Copy each line in which the string "stock" occurs.

>> begin

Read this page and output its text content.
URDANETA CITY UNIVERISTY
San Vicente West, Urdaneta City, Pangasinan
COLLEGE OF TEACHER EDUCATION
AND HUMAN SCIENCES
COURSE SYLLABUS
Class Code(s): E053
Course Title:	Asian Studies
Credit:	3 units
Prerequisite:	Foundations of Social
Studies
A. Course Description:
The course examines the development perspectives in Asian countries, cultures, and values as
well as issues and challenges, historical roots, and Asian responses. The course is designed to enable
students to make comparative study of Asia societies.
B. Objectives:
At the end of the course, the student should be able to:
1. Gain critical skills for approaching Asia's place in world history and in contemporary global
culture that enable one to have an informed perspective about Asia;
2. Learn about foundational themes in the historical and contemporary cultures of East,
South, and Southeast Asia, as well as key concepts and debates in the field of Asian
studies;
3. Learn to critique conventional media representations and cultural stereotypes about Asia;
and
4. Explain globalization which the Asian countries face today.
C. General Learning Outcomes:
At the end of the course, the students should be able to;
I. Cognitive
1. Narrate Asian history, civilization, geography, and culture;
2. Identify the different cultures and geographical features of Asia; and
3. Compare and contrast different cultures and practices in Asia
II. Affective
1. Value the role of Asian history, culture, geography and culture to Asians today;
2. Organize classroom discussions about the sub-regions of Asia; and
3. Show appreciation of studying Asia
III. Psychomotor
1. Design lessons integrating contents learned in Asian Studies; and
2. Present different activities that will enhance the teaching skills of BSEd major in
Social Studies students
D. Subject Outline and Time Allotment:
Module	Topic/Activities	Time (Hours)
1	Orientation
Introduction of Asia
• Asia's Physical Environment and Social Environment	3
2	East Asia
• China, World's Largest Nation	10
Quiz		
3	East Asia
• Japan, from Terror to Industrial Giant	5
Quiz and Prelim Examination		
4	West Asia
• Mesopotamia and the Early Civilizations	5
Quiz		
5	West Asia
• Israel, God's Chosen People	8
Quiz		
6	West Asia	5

>> end
>> begin

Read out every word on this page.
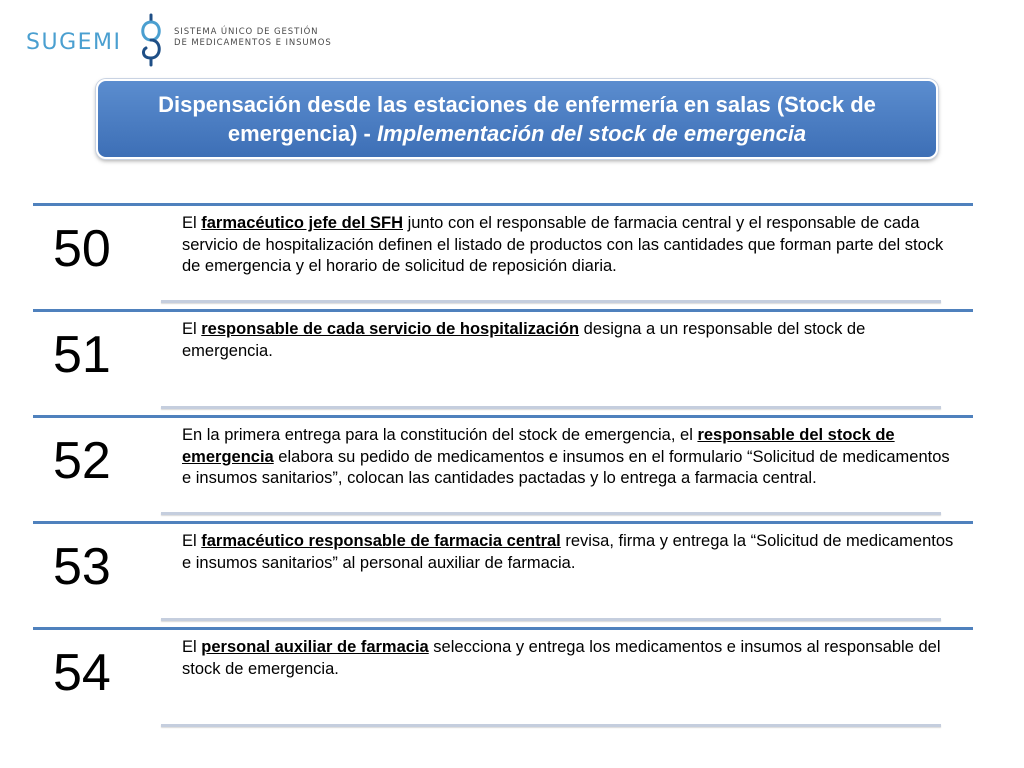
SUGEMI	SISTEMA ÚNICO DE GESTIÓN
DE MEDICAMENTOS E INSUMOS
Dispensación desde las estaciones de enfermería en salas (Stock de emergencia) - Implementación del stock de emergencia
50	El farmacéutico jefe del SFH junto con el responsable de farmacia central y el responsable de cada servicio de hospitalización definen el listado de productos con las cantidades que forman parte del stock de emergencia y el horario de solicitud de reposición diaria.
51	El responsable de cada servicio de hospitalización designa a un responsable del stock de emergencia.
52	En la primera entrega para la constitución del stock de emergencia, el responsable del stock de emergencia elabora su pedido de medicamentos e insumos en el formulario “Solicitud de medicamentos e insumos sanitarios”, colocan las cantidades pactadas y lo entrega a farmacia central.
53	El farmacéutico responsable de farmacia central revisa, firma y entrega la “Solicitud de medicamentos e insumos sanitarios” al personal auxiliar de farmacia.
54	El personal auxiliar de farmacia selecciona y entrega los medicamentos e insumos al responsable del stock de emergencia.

>> end

# Answer in full:
Dispensación desde las estaciones de enfermería en salas (Stock de emergencia) - Implementación del stock de emergencia
50	El farmacéutico jefe del SFH junto con el responsable de farmacia central y el responsable de cada servicio de hospitalización definen el listado de productos con las cantidades que forman parte del stock de emergencia y el horario de solicitud de reposición diaria.
51	El responsable de cada servicio de hospitalización designa a un responsable del stock de emergencia.
52	En la primera entrega para la constitución del stock de emergencia, el responsable del stock de emergencia elabora su pedido de medicamentos e insumos en el formulario “Solicitud de medicamentos e insumos sanitarios”, colocan las cantidades pactadas y lo entrega a farmacia central.
54	El personal auxiliar de farmacia selecciona y entrega los medicamentos e insumos al responsable del stock de emergencia.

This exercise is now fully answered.